» Instruction
Select all lines holding the word "JSON" from the entries that follow.

» Extracted information

━━━

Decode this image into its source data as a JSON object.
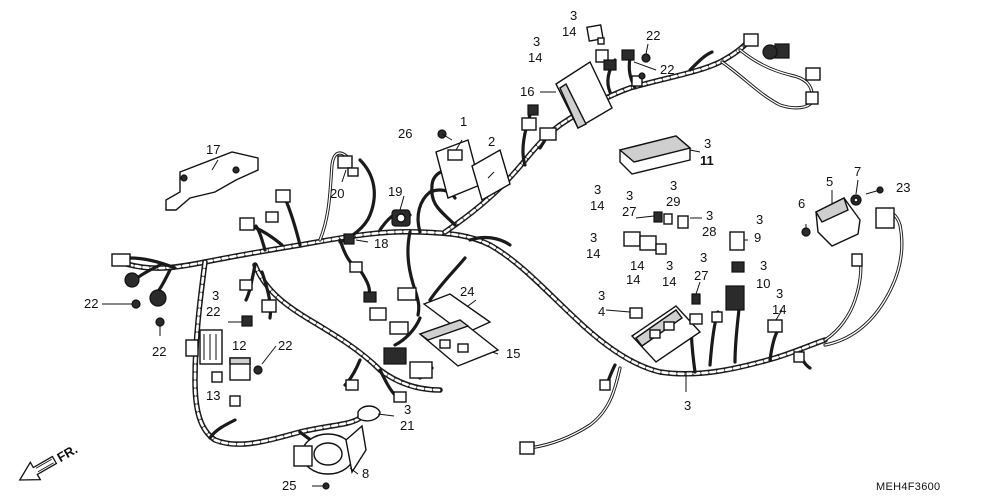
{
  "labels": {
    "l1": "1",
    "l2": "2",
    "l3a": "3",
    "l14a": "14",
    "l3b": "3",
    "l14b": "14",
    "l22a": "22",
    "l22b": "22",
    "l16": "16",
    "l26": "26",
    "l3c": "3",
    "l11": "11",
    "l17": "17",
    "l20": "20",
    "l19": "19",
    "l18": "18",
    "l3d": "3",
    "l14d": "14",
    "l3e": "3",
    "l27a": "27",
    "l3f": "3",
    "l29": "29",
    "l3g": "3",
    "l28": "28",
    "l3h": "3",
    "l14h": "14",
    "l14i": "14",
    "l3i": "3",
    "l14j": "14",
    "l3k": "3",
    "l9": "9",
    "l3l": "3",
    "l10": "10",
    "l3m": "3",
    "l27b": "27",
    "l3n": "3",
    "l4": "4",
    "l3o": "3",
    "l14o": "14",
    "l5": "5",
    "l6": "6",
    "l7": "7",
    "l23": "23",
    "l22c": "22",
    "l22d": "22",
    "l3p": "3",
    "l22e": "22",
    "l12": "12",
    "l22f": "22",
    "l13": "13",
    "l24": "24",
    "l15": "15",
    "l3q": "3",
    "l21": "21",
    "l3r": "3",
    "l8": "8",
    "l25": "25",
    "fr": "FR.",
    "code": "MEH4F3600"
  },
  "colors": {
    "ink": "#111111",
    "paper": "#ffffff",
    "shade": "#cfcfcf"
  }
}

━━━

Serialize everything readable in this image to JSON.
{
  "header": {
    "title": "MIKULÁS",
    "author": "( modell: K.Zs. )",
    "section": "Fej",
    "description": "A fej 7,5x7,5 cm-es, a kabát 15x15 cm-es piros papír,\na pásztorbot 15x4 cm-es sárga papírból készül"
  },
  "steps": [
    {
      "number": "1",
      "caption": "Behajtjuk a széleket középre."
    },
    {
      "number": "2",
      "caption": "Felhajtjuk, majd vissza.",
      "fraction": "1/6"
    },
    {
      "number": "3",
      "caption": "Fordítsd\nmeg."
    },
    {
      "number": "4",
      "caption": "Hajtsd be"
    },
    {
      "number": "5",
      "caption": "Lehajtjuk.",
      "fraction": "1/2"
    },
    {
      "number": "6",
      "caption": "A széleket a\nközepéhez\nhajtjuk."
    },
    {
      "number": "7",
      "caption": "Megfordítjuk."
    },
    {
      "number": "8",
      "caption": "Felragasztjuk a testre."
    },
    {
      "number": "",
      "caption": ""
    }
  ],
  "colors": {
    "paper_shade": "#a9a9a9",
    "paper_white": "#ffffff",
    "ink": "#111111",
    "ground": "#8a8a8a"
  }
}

━━━

» Complete answer
Decode this image into its source data as a JSON object.
Serialize everything readable in this image to JSON.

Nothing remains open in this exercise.